[Part of a data file]
## BEGIN

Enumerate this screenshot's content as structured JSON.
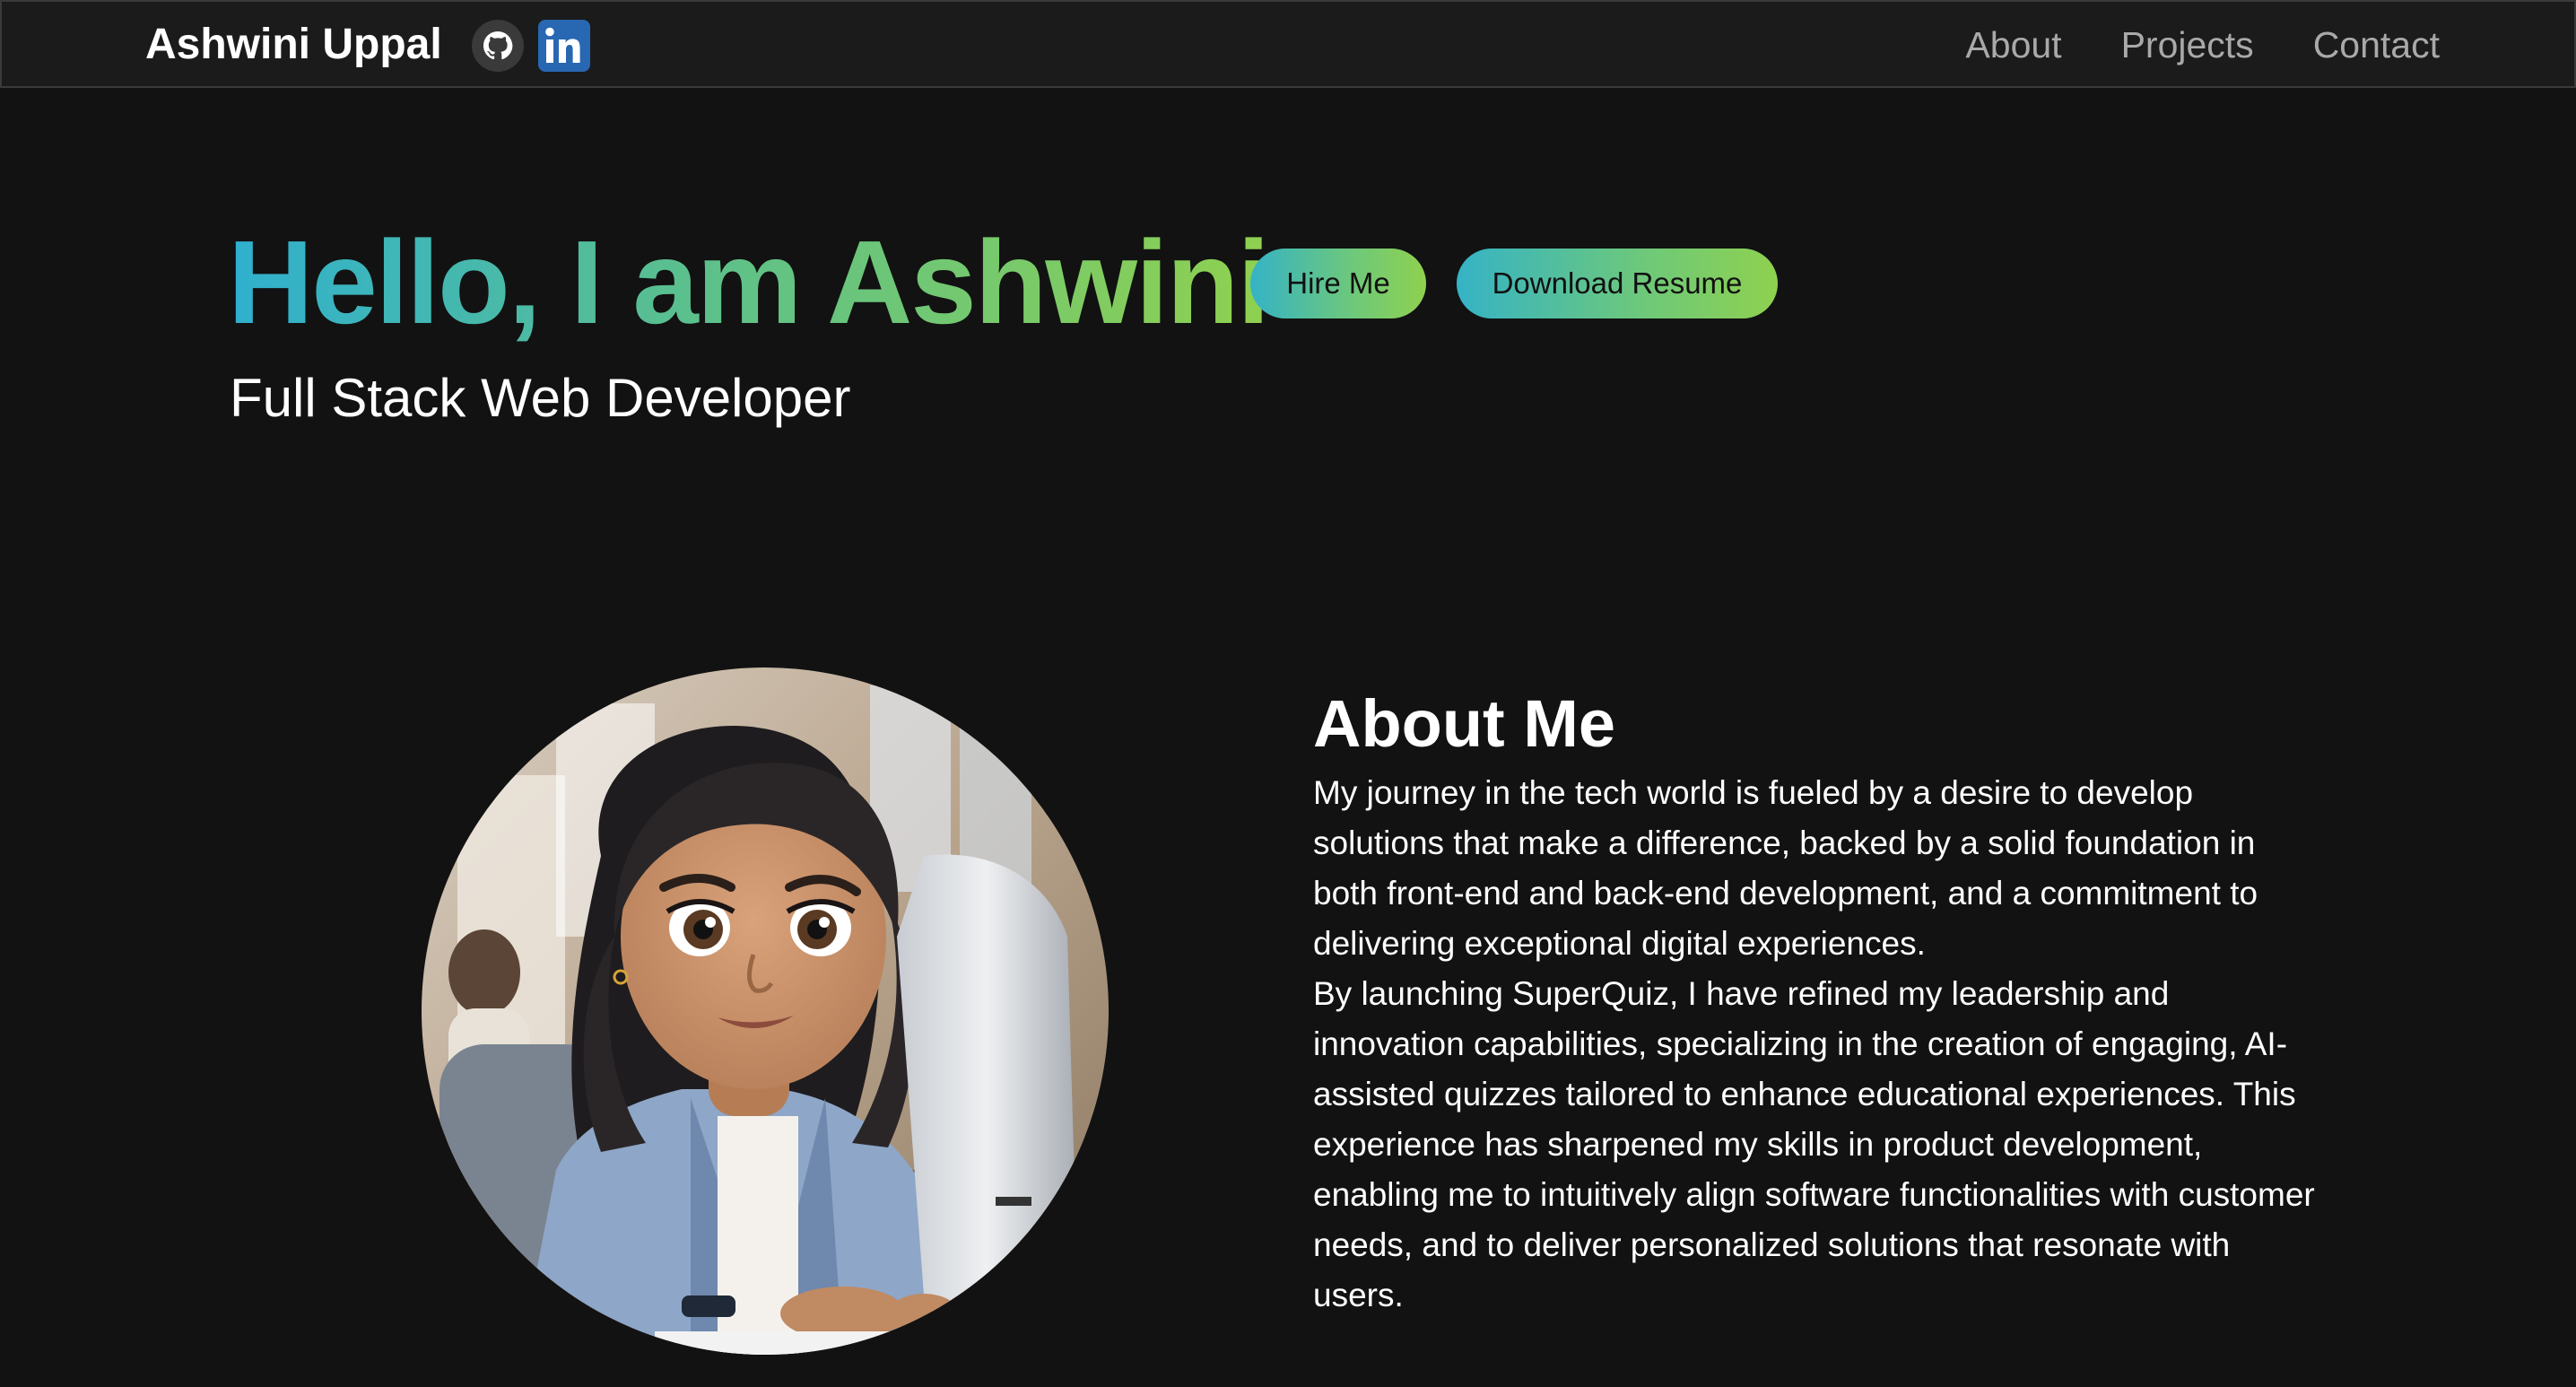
{
  "navbar": {
    "brand": "Ashwini Uppal",
    "links": [
      {
        "label": "About"
      },
      {
        "label": "Projects"
      },
      {
        "label": "Contact"
      }
    ],
    "social": [
      {
        "icon": "github-icon"
      },
      {
        "icon": "linkedin-icon",
        "glyph": "in"
      }
    ]
  },
  "hero": {
    "title": "Hello, I am Ashwini",
    "subtitle": "Full Stack Web Developer",
    "hire_label": "Hire Me",
    "resume_label": "Download Resume"
  },
  "about": {
    "heading": "About Me",
    "paragraphs": [
      "My journey in the tech world is fueled by a desire to develop solutions that make a difference, backed by a solid foundation in both front-end and back-end development, and a commitment to delivering exceptional digital experiences.",
      "By launching SuperQuiz, I have refined my leadership and innovation capabilities, specializing in the creation of engaging, AI-assisted quizzes tailored to enhance educational experiences. This experience has sharpened my skills in product development, enabling me to intuitively align software functionalities with customer needs, and to deliver personalized solutions that resonate with users."
    ]
  },
  "colors": {
    "background": "#121212",
    "navbar": "#1b1b1b",
    "gradient_start": "#2fb0cf",
    "gradient_end": "#8fd14f",
    "linkedin": "#2867b2",
    "nav_link": "#a9a9a9"
  }
}
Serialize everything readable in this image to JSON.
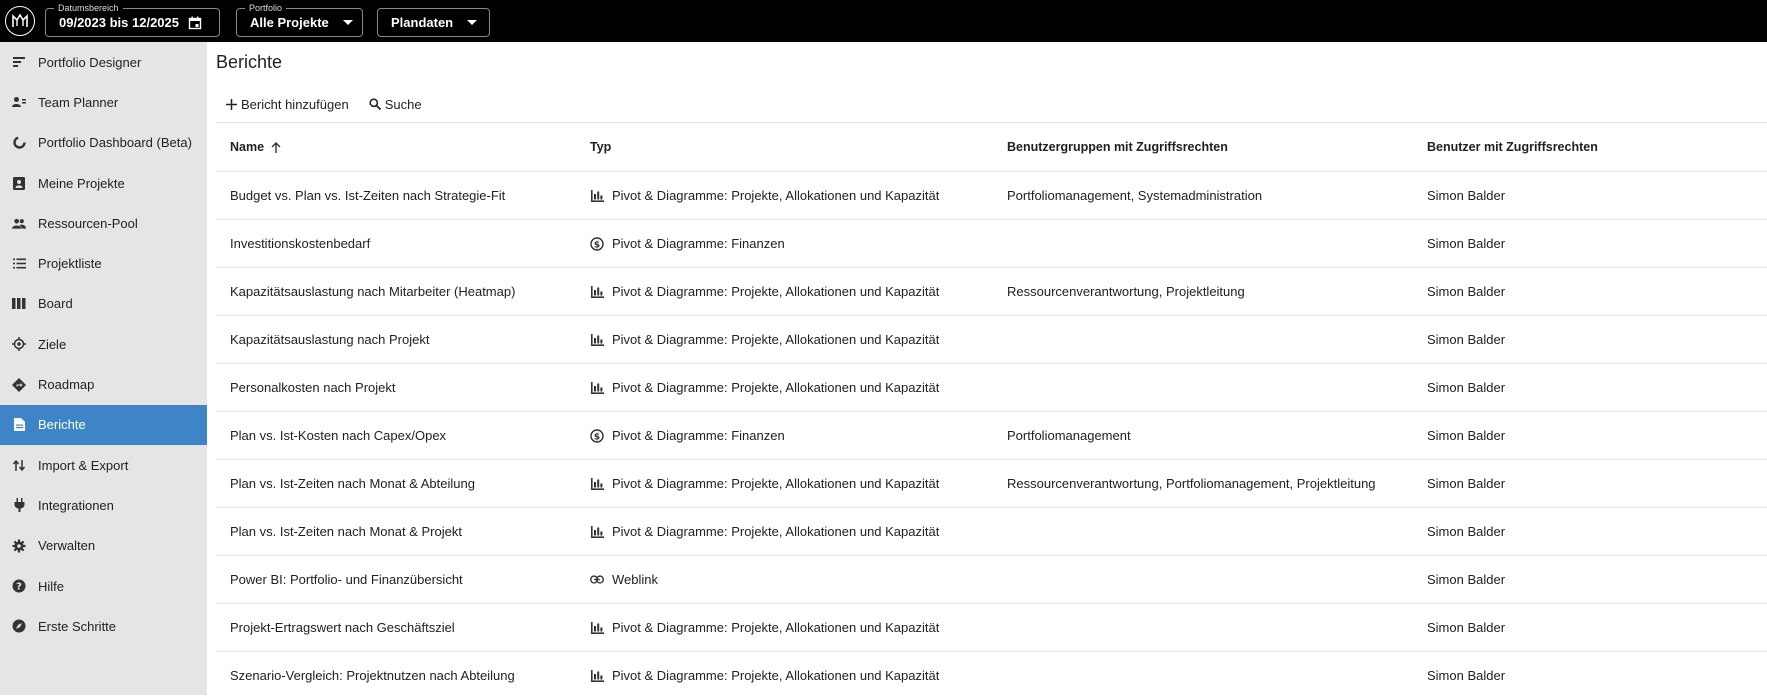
{
  "topbar": {
    "date_range": {
      "legend": "Datumsbereich",
      "value": "09/2023 bis 12/2025"
    },
    "portfolio": {
      "legend": "Portfolio",
      "value": "Alle Projekte"
    },
    "data_select": {
      "value": "Plandaten"
    }
  },
  "sidebar": {
    "items": [
      {
        "label": "Portfolio Designer",
        "icon": "portfolio-designer-icon"
      },
      {
        "label": "Team Planner",
        "icon": "team-planner-icon"
      },
      {
        "label": "Portfolio Dashboard (Beta)",
        "icon": "dashboard-icon"
      },
      {
        "label": "Meine Projekte",
        "icon": "my-projects-icon"
      },
      {
        "label": "Ressourcen-Pool",
        "icon": "people-icon"
      },
      {
        "label": "Projektliste",
        "icon": "list-icon"
      },
      {
        "label": "Board",
        "icon": "board-icon"
      },
      {
        "label": "Ziele",
        "icon": "target-icon"
      },
      {
        "label": "Roadmap",
        "icon": "roadmap-icon"
      },
      {
        "label": "Berichte",
        "icon": "report-icon",
        "active": true
      },
      {
        "label": "Import & Export",
        "icon": "import-export-icon"
      },
      {
        "label": "Integrationen",
        "icon": "plug-icon"
      },
      {
        "label": "Verwalten",
        "icon": "gear-icon"
      },
      {
        "label": "Hilfe",
        "icon": "help-icon"
      },
      {
        "label": "Erste Schritte",
        "icon": "compass-icon"
      }
    ]
  },
  "main": {
    "title": "Berichte",
    "add_label": "Bericht hinzufügen",
    "search_label": "Suche",
    "columns": [
      "Name",
      "Typ",
      "Benutzergruppen mit Zugriffsrechten",
      "Benutzer mit Zugriffsrechten"
    ],
    "rows": [
      {
        "name": "Budget vs. Plan vs. Ist-Zeiten nach Strategie-Fit",
        "type": "Pivot & Diagramme: Projekte, Allokationen und Kapazität",
        "type_icon": "bar-chart-icon",
        "groups": "Portfoliomanagement, Systemadministration",
        "users": "Simon Balder"
      },
      {
        "name": "Investitionskostenbedarf",
        "type": "Pivot & Diagramme: Finanzen",
        "type_icon": "dollar-icon",
        "groups": "",
        "users": "Simon Balder"
      },
      {
        "name": "Kapazitätsauslastung nach Mitarbeiter (Heatmap)",
        "type": "Pivot & Diagramme: Projekte, Allokationen und Kapazität",
        "type_icon": "bar-chart-icon",
        "groups": "Ressourcenverantwortung, Projektleitung",
        "users": "Simon Balder"
      },
      {
        "name": "Kapazitätsauslastung nach Projekt",
        "type": "Pivot & Diagramme: Projekte, Allokationen und Kapazität",
        "type_icon": "bar-chart-icon",
        "groups": "",
        "users": "Simon Balder"
      },
      {
        "name": "Personalkosten nach Projekt",
        "type": "Pivot & Diagramme: Projekte, Allokationen und Kapazität",
        "type_icon": "bar-chart-icon",
        "groups": "",
        "users": "Simon Balder"
      },
      {
        "name": "Plan vs. Ist-Kosten nach Capex/Opex",
        "type": "Pivot & Diagramme: Finanzen",
        "type_icon": "dollar-icon",
        "groups": "Portfoliomanagement",
        "users": "Simon Balder"
      },
      {
        "name": "Plan vs. Ist-Zeiten nach Monat & Abteilung",
        "type": "Pivot & Diagramme: Projekte, Allokationen und Kapazität",
        "type_icon": "bar-chart-icon",
        "groups": "Ressourcenverantwortung, Portfoliomanagement, Projektleitung",
        "users": "Simon Balder"
      },
      {
        "name": "Plan vs. Ist-Zeiten nach Monat & Projekt",
        "type": "Pivot & Diagramme: Projekte, Allokationen und Kapazität",
        "type_icon": "bar-chart-icon",
        "groups": "",
        "users": "Simon Balder"
      },
      {
        "name": "Power BI: Portfolio- und Finanzübersicht",
        "type": "Weblink",
        "type_icon": "link-icon",
        "groups": "",
        "users": "Simon Balder"
      },
      {
        "name": "Projekt-Ertragswert nach Geschäftsziel",
        "type": "Pivot & Diagramme: Projekte, Allokationen und Kapazität",
        "type_icon": "bar-chart-icon",
        "groups": "",
        "users": "Simon Balder"
      },
      {
        "name": "Szenario-Vergleich: Projektnutzen nach Abteilung",
        "type": "Pivot & Diagramme: Projekte, Allokationen und Kapazität",
        "type_icon": "bar-chart-icon",
        "groups": "",
        "users": "Simon Balder"
      }
    ]
  },
  "colors": {
    "topbar": "#000000",
    "sidebar": "#e5e5e5",
    "active": "#3d85c6"
  }
}
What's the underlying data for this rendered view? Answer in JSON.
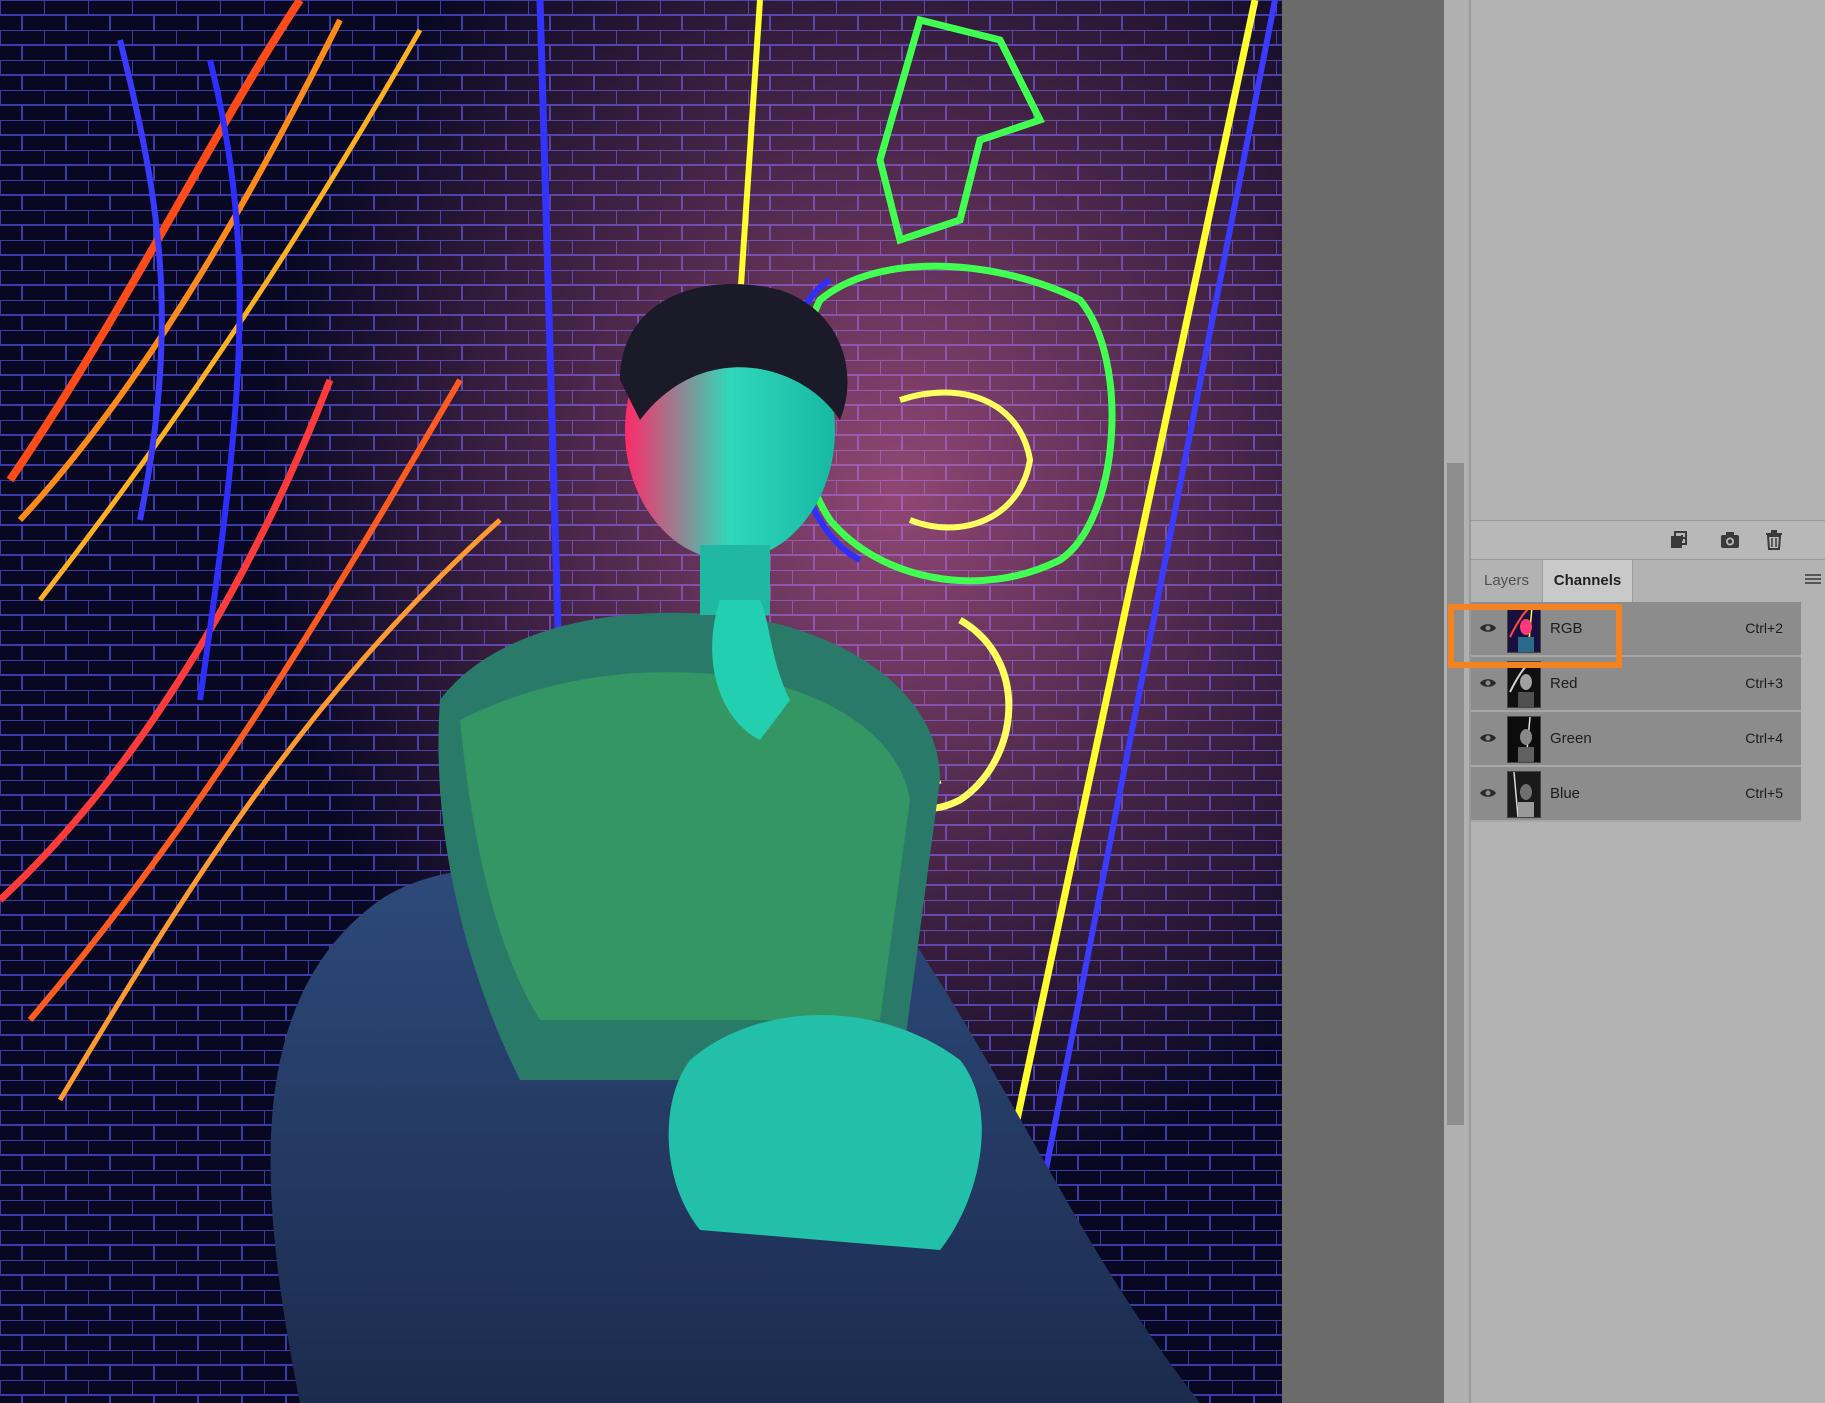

## END

» Given request:
All lines in the data that contain the word "Kapazitätsauslastung" should be copied.

» Task response:
        "name": "Kapazitätsauslastung nach Mitarbeiter (Heatmap)",
        "name": "Kapazitätsauslastung nach Projekt",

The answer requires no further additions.